--- What the exercise asks ---
Scan the lines below for the word "レガシーシステムは". Copy each line you find it in.

--- Working data ---

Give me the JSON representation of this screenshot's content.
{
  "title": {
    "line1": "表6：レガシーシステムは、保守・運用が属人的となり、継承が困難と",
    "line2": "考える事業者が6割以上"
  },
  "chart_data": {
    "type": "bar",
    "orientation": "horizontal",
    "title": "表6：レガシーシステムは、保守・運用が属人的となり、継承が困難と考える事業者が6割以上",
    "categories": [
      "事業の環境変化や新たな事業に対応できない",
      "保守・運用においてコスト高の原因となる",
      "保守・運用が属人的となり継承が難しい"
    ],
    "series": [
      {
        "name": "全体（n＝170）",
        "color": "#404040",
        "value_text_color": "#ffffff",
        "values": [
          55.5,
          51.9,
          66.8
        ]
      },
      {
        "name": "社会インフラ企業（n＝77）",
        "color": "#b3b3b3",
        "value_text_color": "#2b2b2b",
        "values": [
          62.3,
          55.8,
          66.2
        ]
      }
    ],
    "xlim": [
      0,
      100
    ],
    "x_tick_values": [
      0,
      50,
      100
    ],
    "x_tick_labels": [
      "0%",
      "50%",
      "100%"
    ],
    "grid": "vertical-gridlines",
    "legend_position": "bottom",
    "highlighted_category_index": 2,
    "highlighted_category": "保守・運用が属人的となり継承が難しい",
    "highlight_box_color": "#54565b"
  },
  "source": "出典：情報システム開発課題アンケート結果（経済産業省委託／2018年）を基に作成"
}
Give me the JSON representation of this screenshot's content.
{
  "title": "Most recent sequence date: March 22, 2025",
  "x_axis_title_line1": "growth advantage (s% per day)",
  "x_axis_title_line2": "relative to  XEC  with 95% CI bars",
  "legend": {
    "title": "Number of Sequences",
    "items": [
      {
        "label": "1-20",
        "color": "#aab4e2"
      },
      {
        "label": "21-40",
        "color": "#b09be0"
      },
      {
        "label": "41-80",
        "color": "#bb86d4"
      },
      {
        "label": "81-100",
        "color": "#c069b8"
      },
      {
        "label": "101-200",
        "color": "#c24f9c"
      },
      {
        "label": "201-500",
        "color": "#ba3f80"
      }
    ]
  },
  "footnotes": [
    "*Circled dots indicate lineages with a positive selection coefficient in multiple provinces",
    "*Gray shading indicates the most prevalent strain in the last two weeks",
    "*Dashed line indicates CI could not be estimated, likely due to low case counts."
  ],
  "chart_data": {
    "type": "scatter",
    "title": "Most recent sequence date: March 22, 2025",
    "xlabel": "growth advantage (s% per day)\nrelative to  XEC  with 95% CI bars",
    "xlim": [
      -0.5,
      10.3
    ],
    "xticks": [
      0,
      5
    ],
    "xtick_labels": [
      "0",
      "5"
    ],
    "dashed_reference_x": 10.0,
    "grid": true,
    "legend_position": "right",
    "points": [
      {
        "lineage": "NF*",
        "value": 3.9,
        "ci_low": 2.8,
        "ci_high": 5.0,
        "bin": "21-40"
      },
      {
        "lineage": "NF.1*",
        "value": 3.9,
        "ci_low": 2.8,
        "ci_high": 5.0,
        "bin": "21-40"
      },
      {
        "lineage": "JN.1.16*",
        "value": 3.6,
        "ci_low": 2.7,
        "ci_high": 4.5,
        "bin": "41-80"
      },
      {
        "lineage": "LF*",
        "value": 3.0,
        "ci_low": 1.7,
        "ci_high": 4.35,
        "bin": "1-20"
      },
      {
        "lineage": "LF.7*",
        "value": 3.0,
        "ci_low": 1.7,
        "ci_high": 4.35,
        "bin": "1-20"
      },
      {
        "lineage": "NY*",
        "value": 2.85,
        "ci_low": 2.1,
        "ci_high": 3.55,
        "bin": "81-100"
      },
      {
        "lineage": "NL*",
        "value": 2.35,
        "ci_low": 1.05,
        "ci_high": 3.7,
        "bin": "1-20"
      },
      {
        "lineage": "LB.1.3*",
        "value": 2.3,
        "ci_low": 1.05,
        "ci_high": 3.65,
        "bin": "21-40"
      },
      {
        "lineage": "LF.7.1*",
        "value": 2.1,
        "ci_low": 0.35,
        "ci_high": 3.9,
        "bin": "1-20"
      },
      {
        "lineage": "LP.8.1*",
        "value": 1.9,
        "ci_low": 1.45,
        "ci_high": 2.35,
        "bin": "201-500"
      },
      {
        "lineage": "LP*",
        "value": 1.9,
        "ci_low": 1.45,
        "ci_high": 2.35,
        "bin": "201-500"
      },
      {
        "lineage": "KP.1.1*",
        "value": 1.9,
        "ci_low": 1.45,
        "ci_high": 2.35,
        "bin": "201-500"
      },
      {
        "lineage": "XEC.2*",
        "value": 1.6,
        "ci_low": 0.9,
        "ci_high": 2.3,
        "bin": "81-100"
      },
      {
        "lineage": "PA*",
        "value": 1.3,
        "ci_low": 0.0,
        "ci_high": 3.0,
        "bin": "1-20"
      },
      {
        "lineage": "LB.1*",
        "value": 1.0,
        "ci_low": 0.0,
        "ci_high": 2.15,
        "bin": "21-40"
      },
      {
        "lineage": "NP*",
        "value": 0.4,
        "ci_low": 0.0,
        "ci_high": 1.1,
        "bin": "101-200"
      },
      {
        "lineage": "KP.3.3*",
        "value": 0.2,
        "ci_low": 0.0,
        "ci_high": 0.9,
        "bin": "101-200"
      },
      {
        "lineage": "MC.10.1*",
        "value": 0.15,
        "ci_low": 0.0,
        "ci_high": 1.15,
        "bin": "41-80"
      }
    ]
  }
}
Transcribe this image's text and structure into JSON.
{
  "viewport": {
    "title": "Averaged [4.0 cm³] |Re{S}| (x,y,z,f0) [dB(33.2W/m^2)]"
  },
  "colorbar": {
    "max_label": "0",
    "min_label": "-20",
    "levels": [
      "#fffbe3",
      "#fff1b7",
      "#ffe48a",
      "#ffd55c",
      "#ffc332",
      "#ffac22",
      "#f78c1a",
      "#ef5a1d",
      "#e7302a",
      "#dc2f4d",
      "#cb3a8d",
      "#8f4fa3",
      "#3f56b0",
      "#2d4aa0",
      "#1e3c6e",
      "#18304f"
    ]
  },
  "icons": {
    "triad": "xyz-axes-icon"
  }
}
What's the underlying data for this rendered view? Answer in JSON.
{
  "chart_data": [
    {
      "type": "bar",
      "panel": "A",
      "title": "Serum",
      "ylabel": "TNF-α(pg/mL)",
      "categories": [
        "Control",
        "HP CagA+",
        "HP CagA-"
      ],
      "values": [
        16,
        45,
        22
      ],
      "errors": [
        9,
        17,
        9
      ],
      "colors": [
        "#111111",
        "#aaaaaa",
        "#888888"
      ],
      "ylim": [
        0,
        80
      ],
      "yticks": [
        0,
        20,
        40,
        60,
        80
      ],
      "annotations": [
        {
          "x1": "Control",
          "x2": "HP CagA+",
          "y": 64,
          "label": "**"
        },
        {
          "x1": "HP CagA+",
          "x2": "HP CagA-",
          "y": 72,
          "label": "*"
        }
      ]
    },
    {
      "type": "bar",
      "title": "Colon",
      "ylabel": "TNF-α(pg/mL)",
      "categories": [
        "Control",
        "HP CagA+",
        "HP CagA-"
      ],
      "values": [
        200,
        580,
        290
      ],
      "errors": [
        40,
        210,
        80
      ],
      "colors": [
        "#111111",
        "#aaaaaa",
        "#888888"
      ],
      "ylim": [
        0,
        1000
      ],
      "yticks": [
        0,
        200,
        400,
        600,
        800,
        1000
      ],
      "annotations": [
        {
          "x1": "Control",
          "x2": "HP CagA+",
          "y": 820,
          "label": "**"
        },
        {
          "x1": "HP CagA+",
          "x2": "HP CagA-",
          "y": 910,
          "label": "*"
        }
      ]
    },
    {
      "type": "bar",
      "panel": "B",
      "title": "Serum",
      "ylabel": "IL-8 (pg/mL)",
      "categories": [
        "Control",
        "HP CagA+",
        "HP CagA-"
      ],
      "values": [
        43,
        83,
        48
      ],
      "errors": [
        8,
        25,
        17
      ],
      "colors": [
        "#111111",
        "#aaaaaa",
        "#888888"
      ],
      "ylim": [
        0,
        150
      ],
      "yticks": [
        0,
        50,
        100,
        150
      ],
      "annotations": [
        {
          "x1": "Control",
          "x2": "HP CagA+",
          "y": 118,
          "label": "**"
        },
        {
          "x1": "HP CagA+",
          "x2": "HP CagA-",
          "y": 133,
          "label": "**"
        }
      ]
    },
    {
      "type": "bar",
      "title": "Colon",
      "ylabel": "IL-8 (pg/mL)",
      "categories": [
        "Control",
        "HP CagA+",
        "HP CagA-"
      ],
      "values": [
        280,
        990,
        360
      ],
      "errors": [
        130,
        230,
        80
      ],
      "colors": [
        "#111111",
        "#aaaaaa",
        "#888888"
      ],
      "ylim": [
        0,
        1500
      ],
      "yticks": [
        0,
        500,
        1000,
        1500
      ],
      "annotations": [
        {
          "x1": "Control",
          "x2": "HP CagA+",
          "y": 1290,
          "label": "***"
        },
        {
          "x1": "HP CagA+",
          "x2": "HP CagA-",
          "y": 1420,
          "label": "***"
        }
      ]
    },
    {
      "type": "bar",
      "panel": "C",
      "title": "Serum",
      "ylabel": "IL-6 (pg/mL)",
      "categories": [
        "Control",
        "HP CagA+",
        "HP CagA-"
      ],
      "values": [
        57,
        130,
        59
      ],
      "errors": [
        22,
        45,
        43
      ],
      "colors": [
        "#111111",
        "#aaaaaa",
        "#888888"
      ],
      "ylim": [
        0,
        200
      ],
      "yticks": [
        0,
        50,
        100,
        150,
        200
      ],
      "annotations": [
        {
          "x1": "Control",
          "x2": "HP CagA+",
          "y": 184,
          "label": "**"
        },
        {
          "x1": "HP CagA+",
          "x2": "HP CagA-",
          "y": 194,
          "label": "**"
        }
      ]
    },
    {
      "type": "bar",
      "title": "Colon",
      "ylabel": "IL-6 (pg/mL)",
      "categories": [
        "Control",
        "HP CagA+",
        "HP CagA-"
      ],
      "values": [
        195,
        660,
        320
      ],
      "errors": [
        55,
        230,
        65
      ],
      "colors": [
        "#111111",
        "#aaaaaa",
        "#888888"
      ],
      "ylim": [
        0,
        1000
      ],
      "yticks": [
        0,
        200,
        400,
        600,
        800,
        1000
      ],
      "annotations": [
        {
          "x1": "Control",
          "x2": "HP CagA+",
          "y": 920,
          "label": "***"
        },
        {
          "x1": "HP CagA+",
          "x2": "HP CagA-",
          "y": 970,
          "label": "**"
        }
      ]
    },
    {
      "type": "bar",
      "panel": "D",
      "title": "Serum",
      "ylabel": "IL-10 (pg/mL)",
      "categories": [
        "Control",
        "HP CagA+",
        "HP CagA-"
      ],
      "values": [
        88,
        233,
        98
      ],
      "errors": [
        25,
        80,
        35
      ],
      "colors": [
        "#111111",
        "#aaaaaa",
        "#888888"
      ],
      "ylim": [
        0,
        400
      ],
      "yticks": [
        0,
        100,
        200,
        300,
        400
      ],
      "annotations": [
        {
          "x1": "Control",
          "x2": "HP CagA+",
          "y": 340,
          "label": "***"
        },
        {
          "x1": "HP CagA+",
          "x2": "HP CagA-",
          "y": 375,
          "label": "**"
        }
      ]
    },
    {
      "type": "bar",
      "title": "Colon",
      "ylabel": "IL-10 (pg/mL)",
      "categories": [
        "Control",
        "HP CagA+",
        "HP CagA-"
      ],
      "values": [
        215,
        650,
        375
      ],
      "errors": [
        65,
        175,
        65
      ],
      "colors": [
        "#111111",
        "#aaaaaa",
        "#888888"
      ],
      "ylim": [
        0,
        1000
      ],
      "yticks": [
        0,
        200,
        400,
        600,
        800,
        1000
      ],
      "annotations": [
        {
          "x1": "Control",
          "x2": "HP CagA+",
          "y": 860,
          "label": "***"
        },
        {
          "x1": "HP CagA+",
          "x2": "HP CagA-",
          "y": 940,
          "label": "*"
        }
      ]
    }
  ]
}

--- Task result ---
    "line1": "表6：レガシーシステムは、保守・運用が属人的となり、継承が困難と",
    "title": "表6：レガシーシステムは、保守・運用が属人的となり、継承が困難と考える事業者が6割以上",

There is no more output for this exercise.